### What you should do
Exact reproduction of the data is required, with images excluded.

===== Listed entries

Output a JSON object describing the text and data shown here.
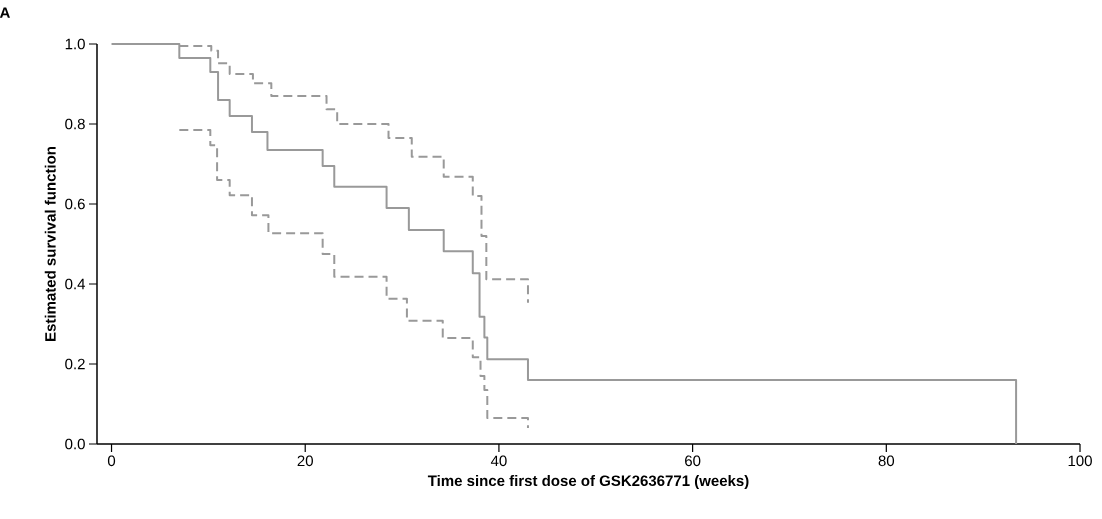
{
  "chart_data": {
    "type": "step",
    "xlabel": "Time since first dose of GSK2636771 (weeks)",
    "ylabel": "Estimated survival function",
    "annotations": [
      "A"
    ],
    "xlim": [
      -1.5,
      100
    ],
    "xticks": [
      0,
      20,
      40,
      60,
      80,
      100
    ],
    "ylim": [
      0,
      1.0
    ],
    "yticks": [
      {
        "value": 0,
        "label": "0.0"
      },
      0.2,
      0.4,
      0.6,
      0.8,
      {
        "value": 1.0,
        "label": "1.0"
      }
    ],
    "grid": false,
    "marker": "none",
    "series": [
      {
        "color": "#999999",
        "line_style": "solid",
        "x": [
          0,
          7,
          10.2,
          11,
          12.2,
          14.5,
          16.1,
          21.8,
          23,
          28.4,
          30.7,
          34.3,
          37.3,
          38,
          38.5,
          38.8,
          43,
          93.4
        ],
        "values": [
          1.0,
          0.965,
          0.93,
          0.86,
          0.82,
          0.78,
          0.735,
          0.695,
          0.643,
          0.59,
          0.535,
          0.482,
          0.427,
          0.318,
          0.266,
          0.212,
          0.16,
          0
        ]
      },
      {
        "color": "#999999",
        "line_style": "dashed",
        "x": [
          7,
          10.3,
          11,
          12.2,
          14.6,
          16.5,
          22.2,
          23.3,
          28.6,
          31,
          34.3,
          37.3,
          38.2,
          38.7,
          43
        ],
        "values": [
          0.995,
          0.983,
          0.952,
          0.925,
          0.902,
          0.87,
          0.837,
          0.8,
          0.765,
          0.718,
          0.668,
          0.62,
          0.52,
          0.412,
          0.353
        ]
      },
      {
        "color": "#999999",
        "line_style": "dashed",
        "x": [
          7,
          10.2,
          10.9,
          12.2,
          14.5,
          16.2,
          21.8,
          23,
          28.4,
          30.5,
          34.2,
          37.3,
          38.1,
          38.5,
          38.8,
          43
        ],
        "values": [
          0.785,
          0.747,
          0.66,
          0.622,
          0.572,
          0.527,
          0.475,
          0.418,
          0.363,
          0.308,
          0.265,
          0.217,
          0.17,
          0.135,
          0.065,
          0.04
        ]
      }
    ]
  }
}
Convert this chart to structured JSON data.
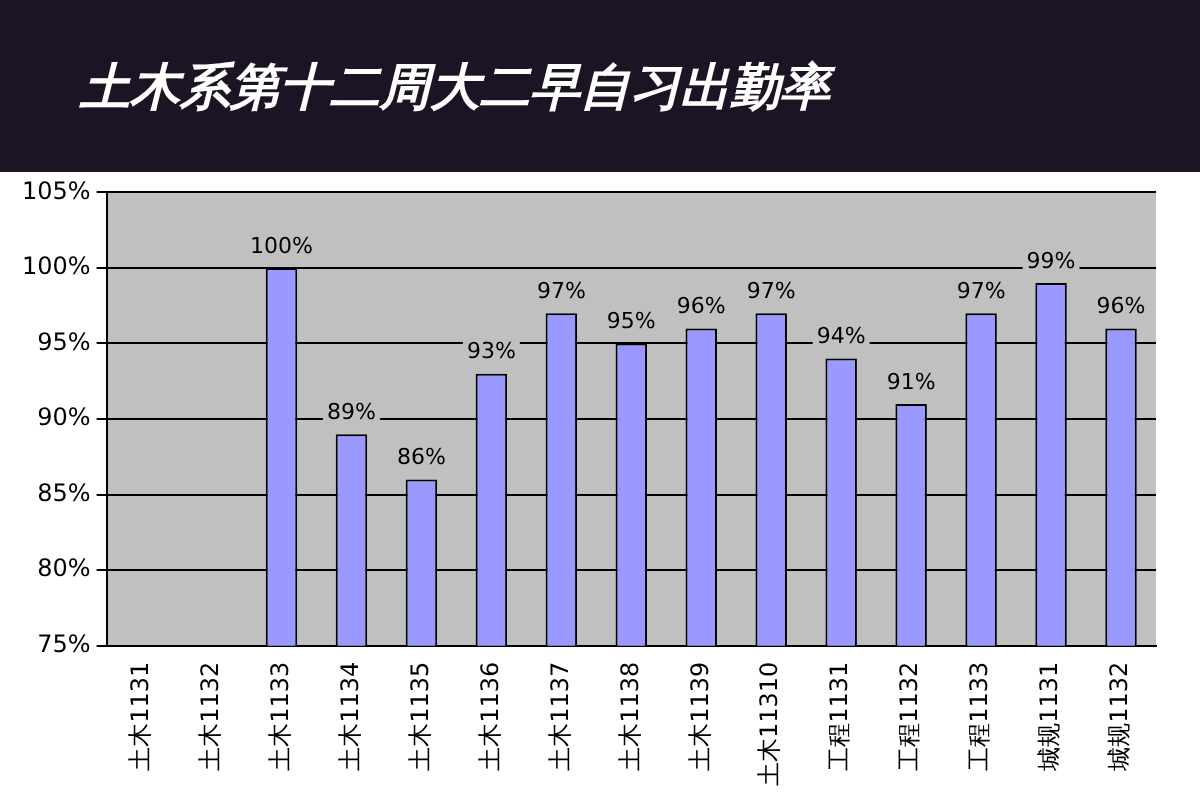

==========

### The answer
Output a JSON object describing the text and data shown here.
{
  "chart_data": {
    "type": "step",
    "xlabel": "Time since first dose of GSK2636771 (weeks)",
    "ylabel": "Estimated survival function",
    "annotations": [
      "A"
    ],
    "xlim": [
      -1.5,
      100
    ],
    "xticks": [
      0,
      20,
      40,
      60,
      80,
      100
    ],
    "ylim": [
      0,
      1.0
    ],
    "yticks": [
      {
        "value": 0,
        "label": "0.0"
      },
      0.2,
      0.4,
      0.6,
      0.8,
      {
        "value": 1.0,
        "label": "1.0"
      }
    ],
    "grid": false,
    "marker": "none",
    "series": [
      {
        "color": "#999999",
        "line_style": "solid",
        "x": [
          0,
          7,
          10.2,
          11,
          12.2,
          14.5,
          16.1,
          21.8,
          23,
          28.4,
          30.7,
          34.3,
          37.3,
          38,
          38.5,
          38.8,
          43,
          93.4
        ],
        "values": [
          1.0,
          0.965,
          0.93,
          0.86,
          0.82,
          0.78,
          0.735,
          0.695,
          0.643,
          0.59,
          0.535,
          0.482,
          0.427,
          0.318,
          0.266,
          0.212,
          0.16,
          0
        ]
      },
      {
        "color": "#999999",
        "line_style": "dashed",
        "x": [
          7,
          10.3,
          11,
          12.2,
          14.6,
          16.5,
          22.2,
          23.3,
          28.6,
          31,
          34.3,
          37.3,
          38.2,
          38.7,
          43
        ],
        "values": [
          0.995,
          0.983,
          0.952,
          0.925,
          0.902,
          0.87,
          0.837,
          0.8,
          0.765,
          0.718,
          0.668,
          0.62,
          0.52,
          0.412,
          0.353
        ]
      },
      {
        "color": "#999999",
        "line_style": "dashed",
        "x": [
          7,
          10.2,
          10.9,
          12.2,
          14.5,
          16.2,
          21.8,
          23,
          28.4,
          30.5,
          34.2,
          37.3,
          38.1,
          38.5,
          38.8,
          43
        ],
        "values": [
          0.785,
          0.747,
          0.66,
          0.622,
          0.572,
          0.527,
          0.475,
          0.418,
          0.363,
          0.308,
          0.265,
          0.217,
          0.17,
          0.135,
          0.065,
          0.04
        ]
      }
    ]
  }
}
Convert this chart to structured JSON data.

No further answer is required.